## Soal Latihan:
**1.** Menurut teks tentang aliran Jabariyah dan Qadariyah, untuk apa alam membutuhkan manusia?
**2.** Berdasarkan teks tentang aliran Jabariyah dan Qadariyah, jelaskan mengapa muncul pertanyaan tentang sampai di mana kedudukan manusia sebagai ciptaan Tuhan.
**3.** Salin ulang sebagian teks tentang aliran Jabariyah dan Qadariyah, mulai dari kata-kata "Minggu, 14 Januari" dan berhenti setelah "pengelola dan pelestarinya.".

## Teks Kutipan:

# # # # # # #

Minggu, 14 Januari 2018

ALIRAN JABARIYAH DAN QADARIYAH

Manusia dan alam merupakan karya atau cipta’an yang begitu luar biasa, keduanya saling membutuhkan satu sama lain. Manusia membutuhkan alam sebagai sumber kehidupan sedangkan alam membutuhkan manusia sebagai pengelola dan pelestarinya.

Tuhan adalah pencipta alam semesta, termasuk di dalamnya manusia sendiri. Selanjutnya Tuhan bersifat maha kuasa dan mempunyai kehendak yang bersifat mutlak. Di sini timbullah pertanyaan sampai di manakah manusia sebagai ciptaan Tuhan. apakah segala yang terjadi terhadap diri manusia adalah kehendak tuhan ataukah manusia itu sendiri yang berkreasi tanpa ada campur tangan Tu­­­han.[1]
Dalam memecahkan persoalan tersebut muncul beberapa paham dan aliran dengan pandangan dan argumennya masing-masing. Salah satunya adalah paham Jabariah yang berpandangan bahwa apa yang terjadi pada diri manusia termasuk perbuatannya adalah ketentuan mutlak Tuhan. Sementara itu muncul paham Qadariah yang merupakan antitesa terhadap pendapat yang mengatakan bahwa manusia sendirilah yang menentukan nasibnya berdasarkan kebebasannya, Tuhan tidak lagi menentukan setiap perbuatan dan tindakan manusia apakah itu perbuatan baik ataupun buruk. Karena Tuhan telah memberikan daya untuk berbuat serta bertindak atas kemauannya sendiri dan kalaupun Tuhan adil, maka Tuhan akan memberikan siksaan atas keburukan serta kenikmatan atas kebaikan yang telah diperbuat.

# # # # # # #

## Data Sumber:
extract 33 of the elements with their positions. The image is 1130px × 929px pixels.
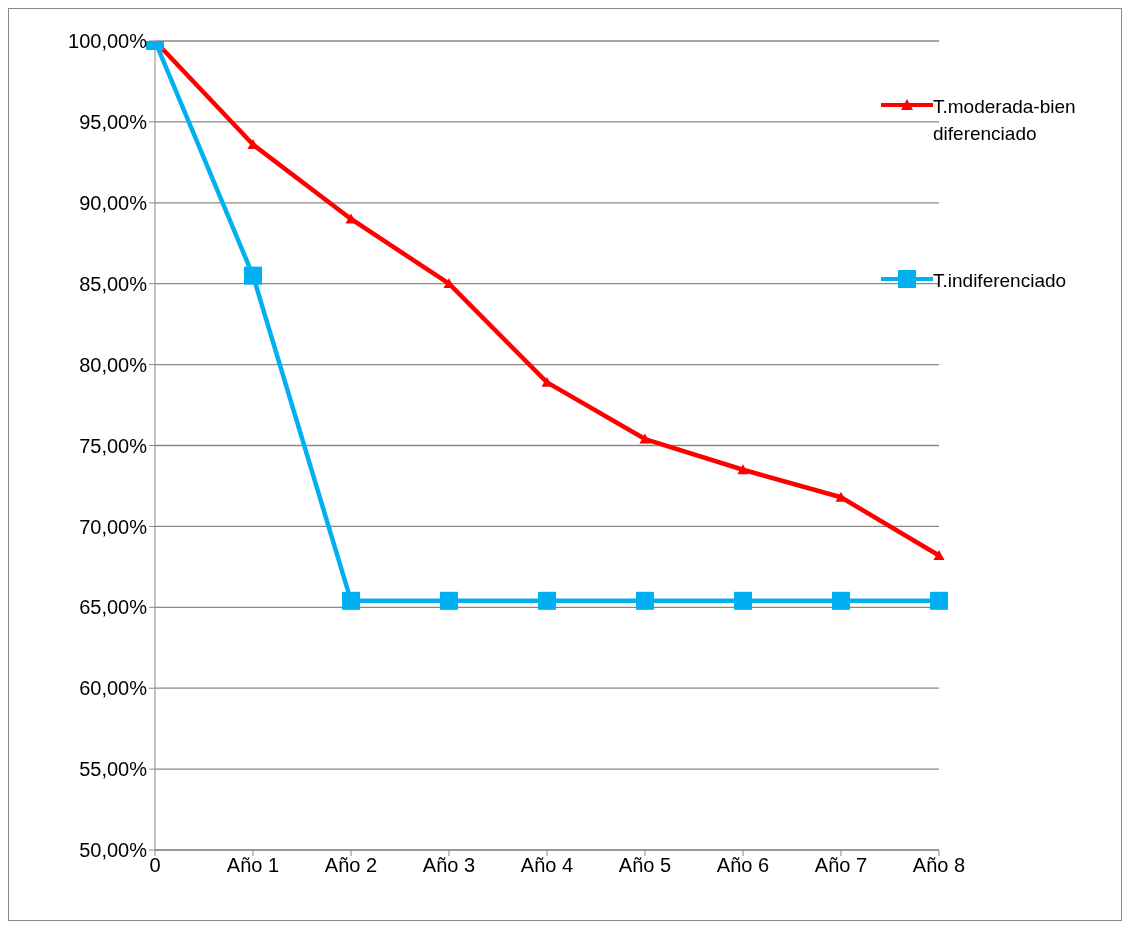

# # # # # # #

## Kunci Jawaban:
**1.** Alam membutuhkan manusia sebagai pengelola dan pelestarinya.

**2.** Pertanyaan itu muncul karena Tuhan adalah pencipta alam semesta, termasuk manusia, serta bersifat maha kuasa dan mempunyai kehendak yang mutlak. Karena itu, dipertanyakan apakah segala yang terjadi pada diri manusia merupakan kehendak Tuhan atau hasil kreasi manusia sendiri tanpa campur tangan Tuhan.

**3.**
Minggu, 14 Januari 2018

ALIRAN JABARIYAH DAN QADARIYAH

Manusia dan alam merupakan karya atau cipta’an yang begitu luar biasa, keduanya saling membutuhkan satu sama lain. Manusia membutuhkan alam sebagai sumber kehidupan sedangkan alam membutuhkan manusia sebagai pengelola dan pelestarinya.